# Challenge:
Send each entry back exactly as given, pictures excluded.
# START OF Material provided
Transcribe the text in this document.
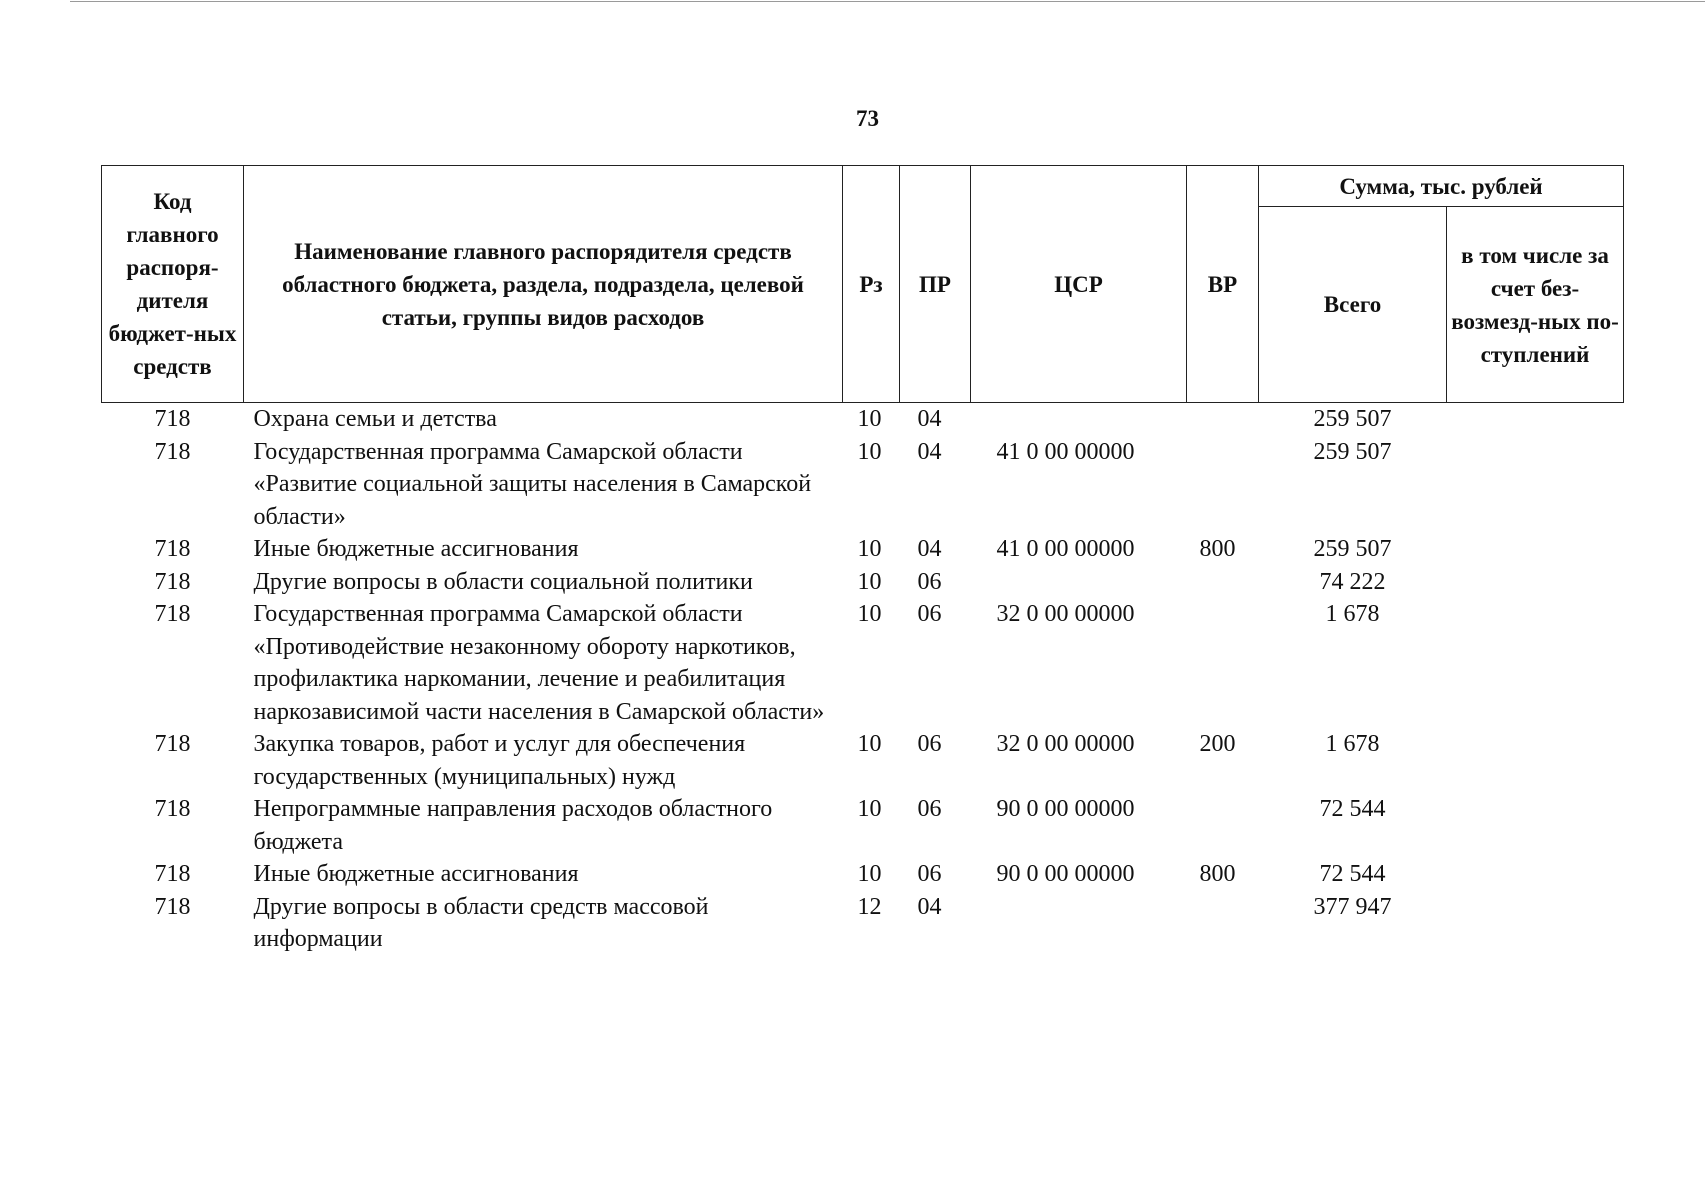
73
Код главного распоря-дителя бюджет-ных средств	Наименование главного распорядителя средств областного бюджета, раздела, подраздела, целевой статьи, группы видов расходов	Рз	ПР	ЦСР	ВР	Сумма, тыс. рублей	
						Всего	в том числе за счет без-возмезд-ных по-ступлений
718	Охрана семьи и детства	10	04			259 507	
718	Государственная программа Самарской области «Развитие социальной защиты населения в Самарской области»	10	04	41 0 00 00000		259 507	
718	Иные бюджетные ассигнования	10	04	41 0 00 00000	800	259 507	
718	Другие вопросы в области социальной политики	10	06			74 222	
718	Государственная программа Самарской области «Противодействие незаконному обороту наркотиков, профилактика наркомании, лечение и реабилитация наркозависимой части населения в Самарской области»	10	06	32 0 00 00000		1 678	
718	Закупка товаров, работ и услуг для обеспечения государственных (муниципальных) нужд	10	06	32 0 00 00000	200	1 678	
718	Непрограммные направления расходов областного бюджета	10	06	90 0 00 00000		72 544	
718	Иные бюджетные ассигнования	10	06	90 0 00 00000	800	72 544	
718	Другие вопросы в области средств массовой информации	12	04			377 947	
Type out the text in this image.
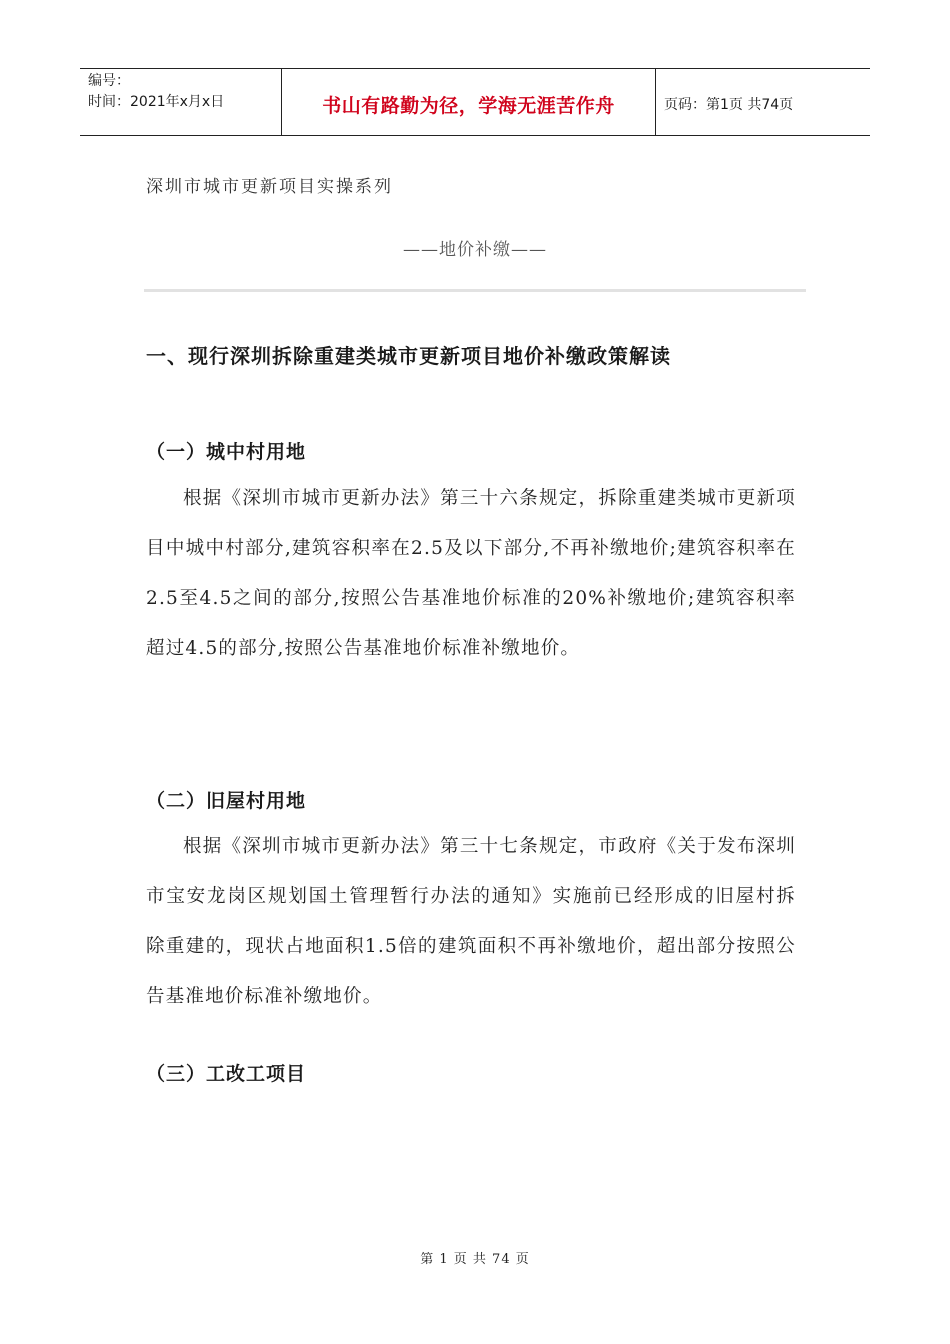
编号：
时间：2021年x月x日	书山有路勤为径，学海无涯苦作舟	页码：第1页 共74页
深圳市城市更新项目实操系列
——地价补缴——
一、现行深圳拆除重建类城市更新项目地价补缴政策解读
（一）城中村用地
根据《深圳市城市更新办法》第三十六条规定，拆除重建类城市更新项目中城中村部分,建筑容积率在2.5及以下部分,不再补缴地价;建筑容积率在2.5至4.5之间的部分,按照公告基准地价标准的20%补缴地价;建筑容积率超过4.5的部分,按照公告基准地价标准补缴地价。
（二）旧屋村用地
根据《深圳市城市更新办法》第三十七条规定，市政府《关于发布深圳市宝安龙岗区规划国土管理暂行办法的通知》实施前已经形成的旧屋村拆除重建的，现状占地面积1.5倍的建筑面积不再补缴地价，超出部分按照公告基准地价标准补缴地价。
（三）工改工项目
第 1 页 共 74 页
# END OF Material provided
# Final answer:
Transcribe the text in this document.
73
Код главного распоря-дителя бюджет-ных средств	Наименование главного распорядителя средств областного бюджета, раздела, подраздела, целевой статьи, группы видов расходов	Рз	ПР	ЦСР	ВР	Сумма, тыс. рублей	
						Всего	в том числе за счет без-возмезд-ных по-ступлений
718	Охрана семьи и детства	10	04			259 507	
718	Государственная программа Самарской области «Развитие социальной защиты населения в Самарской области»	10	04	41 0 00 00000		259 507	
718	Иные бюджетные ассигнования	10	04	41 0 00 00000	800	259 507	
718	Другие вопросы в области социальной политики	10	06			74 222	
718	Государственная программа Самарской области «Противодействие незаконному обороту наркотиков, профилактика наркомании, лечение и реабилитация наркозависимой части населения в Самарской области»	10	06	32 0 00 00000		1 678	
718	Закупка товаров, работ и услуг для обеспечения государственных (муниципальных) нужд	10	06	32 0 00 00000	200	1 678	
718	Непрограммные направления расходов областного бюджета	10	06	90 0 00 00000		72 544	
718	Иные бюджетные ассигнования	10	06	90 0 00 00000	800	72 544	
718	Другие вопросы в области средств массовой информации	12	04			377 947	
Type out the text in this image.
编号：
时间：2021年x月x日	书山有路勤为径，学海无涯苦作舟	页码：第1页 共74页
深圳市城市更新项目实操系列
——地价补缴——
一、现行深圳拆除重建类城市更新项目地价补缴政策解读
（一）城中村用地
根据《深圳市城市更新办法》第三十六条规定，拆除重建类城市更新项目中城中村部分,建筑容积率在2.5及以下部分,不再补缴地价;建筑容积率在2.5至4.5之间的部分,按照公告基准地价标准的20%补缴地价;建筑容积率超过4.5的部分,按照公告基准地价标准补缴地价。
（二）旧屋村用地
根据《深圳市城市更新办法》第三十七条规定，市政府《关于发布深圳市宝安龙岗区规划国土管理暂行办法的通知》实施前已经形成的旧屋村拆除重建的，现状占地面积1.5倍的建筑面积不再补缴地价，超出部分按照公告基准地价标准补缴地价。
（三）工改工项目
第 1 页 共 74 页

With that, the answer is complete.